# What is being asked
Reproduce all entries precisely, down to the last character.

# Recorded data

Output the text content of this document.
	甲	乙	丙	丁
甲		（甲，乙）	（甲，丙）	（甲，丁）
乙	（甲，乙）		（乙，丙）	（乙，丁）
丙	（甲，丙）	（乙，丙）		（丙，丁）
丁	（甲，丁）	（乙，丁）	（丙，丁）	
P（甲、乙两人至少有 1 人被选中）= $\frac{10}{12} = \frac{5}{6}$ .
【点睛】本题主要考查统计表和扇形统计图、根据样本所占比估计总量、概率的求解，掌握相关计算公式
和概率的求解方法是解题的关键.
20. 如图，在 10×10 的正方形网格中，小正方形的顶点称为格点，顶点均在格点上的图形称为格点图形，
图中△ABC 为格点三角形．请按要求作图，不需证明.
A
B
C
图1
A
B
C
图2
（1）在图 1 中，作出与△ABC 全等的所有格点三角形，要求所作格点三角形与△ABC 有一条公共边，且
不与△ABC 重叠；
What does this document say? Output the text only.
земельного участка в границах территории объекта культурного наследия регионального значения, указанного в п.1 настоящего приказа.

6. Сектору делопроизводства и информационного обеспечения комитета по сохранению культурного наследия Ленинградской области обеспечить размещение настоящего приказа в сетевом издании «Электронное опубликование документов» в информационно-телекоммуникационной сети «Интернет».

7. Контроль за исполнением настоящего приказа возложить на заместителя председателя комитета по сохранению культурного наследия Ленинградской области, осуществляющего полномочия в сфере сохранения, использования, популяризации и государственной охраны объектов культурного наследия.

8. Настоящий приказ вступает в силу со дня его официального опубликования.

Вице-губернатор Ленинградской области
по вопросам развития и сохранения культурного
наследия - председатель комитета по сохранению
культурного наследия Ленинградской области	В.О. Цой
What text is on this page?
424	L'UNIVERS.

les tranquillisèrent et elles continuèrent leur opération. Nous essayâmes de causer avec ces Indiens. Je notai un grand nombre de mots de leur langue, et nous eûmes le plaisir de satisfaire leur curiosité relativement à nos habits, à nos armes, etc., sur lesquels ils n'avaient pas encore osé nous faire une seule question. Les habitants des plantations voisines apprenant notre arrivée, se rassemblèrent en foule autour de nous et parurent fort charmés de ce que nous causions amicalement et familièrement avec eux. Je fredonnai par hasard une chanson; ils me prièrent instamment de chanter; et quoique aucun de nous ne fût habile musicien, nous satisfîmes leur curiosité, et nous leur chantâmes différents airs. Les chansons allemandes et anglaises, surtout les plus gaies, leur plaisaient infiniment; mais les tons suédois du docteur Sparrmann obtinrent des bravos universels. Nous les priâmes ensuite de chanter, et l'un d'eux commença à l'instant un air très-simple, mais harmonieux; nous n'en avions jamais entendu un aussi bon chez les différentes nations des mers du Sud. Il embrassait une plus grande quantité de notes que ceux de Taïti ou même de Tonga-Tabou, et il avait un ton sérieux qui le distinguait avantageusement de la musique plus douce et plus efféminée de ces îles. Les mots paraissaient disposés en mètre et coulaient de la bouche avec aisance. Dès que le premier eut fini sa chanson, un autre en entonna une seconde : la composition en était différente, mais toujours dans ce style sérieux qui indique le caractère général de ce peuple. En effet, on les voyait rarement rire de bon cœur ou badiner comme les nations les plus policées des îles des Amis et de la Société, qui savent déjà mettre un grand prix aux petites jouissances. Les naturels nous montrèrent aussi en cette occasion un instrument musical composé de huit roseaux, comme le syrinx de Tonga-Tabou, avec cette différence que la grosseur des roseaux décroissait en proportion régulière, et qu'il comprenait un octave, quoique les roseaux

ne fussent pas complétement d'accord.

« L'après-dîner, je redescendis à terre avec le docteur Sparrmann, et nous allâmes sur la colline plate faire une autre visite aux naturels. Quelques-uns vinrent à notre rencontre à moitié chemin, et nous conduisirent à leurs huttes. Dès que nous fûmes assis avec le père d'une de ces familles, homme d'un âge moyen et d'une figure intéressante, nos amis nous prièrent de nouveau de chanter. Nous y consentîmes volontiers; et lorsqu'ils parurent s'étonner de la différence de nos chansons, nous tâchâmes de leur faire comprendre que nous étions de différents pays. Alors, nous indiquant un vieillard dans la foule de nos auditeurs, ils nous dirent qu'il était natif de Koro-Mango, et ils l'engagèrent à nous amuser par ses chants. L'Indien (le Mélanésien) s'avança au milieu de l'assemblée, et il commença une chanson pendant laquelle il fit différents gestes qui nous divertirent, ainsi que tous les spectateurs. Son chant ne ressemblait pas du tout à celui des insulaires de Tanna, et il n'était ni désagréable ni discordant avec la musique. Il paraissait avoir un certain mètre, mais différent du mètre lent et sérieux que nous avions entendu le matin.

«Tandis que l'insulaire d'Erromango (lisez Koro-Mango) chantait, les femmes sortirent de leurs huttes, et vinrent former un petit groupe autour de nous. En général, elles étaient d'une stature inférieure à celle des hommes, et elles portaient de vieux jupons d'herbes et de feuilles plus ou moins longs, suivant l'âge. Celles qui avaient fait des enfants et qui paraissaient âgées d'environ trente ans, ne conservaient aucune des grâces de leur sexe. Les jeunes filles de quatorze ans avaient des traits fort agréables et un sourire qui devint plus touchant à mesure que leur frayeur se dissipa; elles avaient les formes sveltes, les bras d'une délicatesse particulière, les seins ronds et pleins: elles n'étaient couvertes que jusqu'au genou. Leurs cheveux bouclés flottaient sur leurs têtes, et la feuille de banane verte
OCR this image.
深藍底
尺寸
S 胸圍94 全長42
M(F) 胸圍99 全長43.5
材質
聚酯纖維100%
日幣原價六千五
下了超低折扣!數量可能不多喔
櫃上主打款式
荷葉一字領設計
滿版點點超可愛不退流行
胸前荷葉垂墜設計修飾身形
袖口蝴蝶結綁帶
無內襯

# Correct output
Output the text content of this document.
	甲	乙	丙	丁
甲		（甲，乙）	（甲，丙）	（甲，丁）
乙	（甲，乙）		（乙，丙）	（乙，丁）
丙	（甲，丙）	（乙，丙）		（丙，丁）
丁	（甲，丁）	（乙，丁）	（丙，丁）	
P（甲、乙两人至少有 1 人被选中）= $\frac{10}{12} = \frac{5}{6}$ .
【点睛】本题主要考查统计表和扇形统计图、根据样本所占比估计总量、概率的求解，掌握相关计算公式
和概率的求解方法是解题的关键.
20. 如图，在 10×10 的正方形网格中，小正方形的顶点称为格点，顶点均在格点上的图形称为格点图形，
图中△ABC 为格点三角形．请按要求作图，不需证明.
A
B
C
图1
A
B
C
图2
（1）在图 1 中，作出与△ABC 全等的所有格点三角形，要求所作格点三角形与△ABC 有一条公共边，且
不与△ABC 重叠；
What does this document say? Output the text only.
земельного участка в границах территории объекта культурного наследия регионального значения, указанного в п.1 настоящего приказа.

6. Сектору делопроизводства и информационного обеспечения комитета по сохранению культурного наследия Ленинградской области обеспечить размещение настоящего приказа в сетевом издании «Электронное опубликование документов» в информационно-телекоммуникационной сети «Интернет».

7. Контроль за исполнением настоящего приказа возложить на заместителя председателя комитета по сохранению культурного наследия Ленинградской области, осуществляющего полномочия в сфере сохранения, использования, популяризации и государственной охраны объектов культурного наследия.

8. Настоящий приказ вступает в силу со дня его официального опубликования.

Вице-губернатор Ленинградской области
по вопросам развития и сохранения культурного
наследия - председатель комитета по сохранению
культурного наследия Ленинградской области	В.О. Цой
What text is on this page?
424	L'UNIVERS.

les tranquillisèrent et elles continuèrent leur opération. Nous essayâmes de causer avec ces Indiens. Je notai un grand nombre de mots de leur langue, et nous eûmes le plaisir de satisfaire leur curiosité relativement à nos habits, à nos armes, etc., sur lesquels ils n'avaient pas encore osé nous faire une seule question. Les habitants des plantations voisines apprenant notre arrivée, se rassemblèrent en foule autour de nous et parurent fort charmés de ce que nous causions amicalement et familièrement avec eux. Je fredonnai par hasard une chanson; ils me prièrent instamment de chanter; et quoique aucun de nous ne fût habile musicien, nous satisfîmes leur curiosité, et nous leur chantâmes différents airs. Les chansons allemandes et anglaises, surtout les plus gaies, leur plaisaient infiniment; mais les tons suédois du docteur Sparrmann obtinrent des bravos universels. Nous les priâmes ensuite de chanter, et l'un d'eux commença à l'instant un air très-simple, mais harmonieux; nous n'en avions jamais entendu un aussi bon chez les différentes nations des mers du Sud. Il embrassait une plus grande quantité de notes que ceux de Taïti ou même de Tonga-Tabou, et il avait un ton sérieux qui le distinguait avantageusement de la musique plus douce et plus efféminée de ces îles. Les mots paraissaient disposés en mètre et coulaient de la bouche avec aisance. Dès que le premier eut fini sa chanson, un autre en entonna une seconde : la composition en était différente, mais toujours dans ce style sérieux qui indique le caractère général de ce peuple. En effet, on les voyait rarement rire de bon cœur ou badiner comme les nations les plus policées des îles des Amis et de la Société, qui savent déjà mettre un grand prix aux petites jouissances. Les naturels nous montrèrent aussi en cette occasion un instrument musical composé de huit roseaux, comme le syrinx de Tonga-Tabou, avec cette différence que la grosseur des roseaux décroissait en proportion régulière, et qu'il comprenait un octave, quoique les roseaux

ne fussent pas complétement d'accord.

« L'après-dîner, je redescendis à terre avec le docteur Sparrmann, et nous allâmes sur la colline plate faire une autre visite aux naturels. Quelques-uns vinrent à notre rencontre à moitié chemin, et nous conduisirent à leurs huttes. Dès que nous fûmes assis avec le père d'une de ces familles, homme d'un âge moyen et d'une figure intéressante, nos amis nous prièrent de nouveau de chanter. Nous y consentîmes volontiers; et lorsqu'ils parurent s'étonner de la différence de nos chansons, nous tâchâmes de leur faire comprendre que nous étions de différents pays. Alors, nous indiquant un vieillard dans la foule de nos auditeurs, ils nous dirent qu'il était natif de Koro-Mango, et ils l'engagèrent à nous amuser par ses chants. L'Indien (le Mélanésien) s'avança au milieu de l'assemblée, et il commença une chanson pendant laquelle il fit différents gestes qui nous divertirent, ainsi que tous les spectateurs. Son chant ne ressemblait pas du tout à celui des insulaires de Tanna, et il n'était ni désagréable ni discordant avec la musique. Il paraissait avoir un certain mètre, mais différent du mètre lent et sérieux que nous avions entendu le matin.

«Tandis que l'insulaire d'Erromango (lisez Koro-Mango) chantait, les femmes sortirent de leurs huttes, et vinrent former un petit groupe autour de nous. En général, elles étaient d'une stature inférieure à celle des hommes, et elles portaient de vieux jupons d'herbes et de feuilles plus ou moins longs, suivant l'âge. Celles qui avaient fait des enfants et qui paraissaient âgées d'environ trente ans, ne conservaient aucune des grâces de leur sexe. Les jeunes filles de quatorze ans avaient des traits fort agréables et un sourire qui devint plus touchant à mesure que leur frayeur se dissipa; elles avaient les formes sveltes, les bras d'une délicatesse particulière, les seins ronds et pleins: elles n'étaient couvertes que jusqu'au genou. Leurs cheveux bouclés flottaient sur leurs têtes, et la feuille de banane verte
OCR this image.
深藍底
尺寸
S 胸圍94 全長42
M(F) 胸圍99 全長43.5
材質
聚酯纖維100%
日幣原價六千五
下了超低折扣!數量可能不多喔
櫃上主打款式
荷葉一字領設計
滿版點點超可愛不退流行
胸前荷葉垂墜設計修飾身形
袖口蝴蝶結綁帶
無內襯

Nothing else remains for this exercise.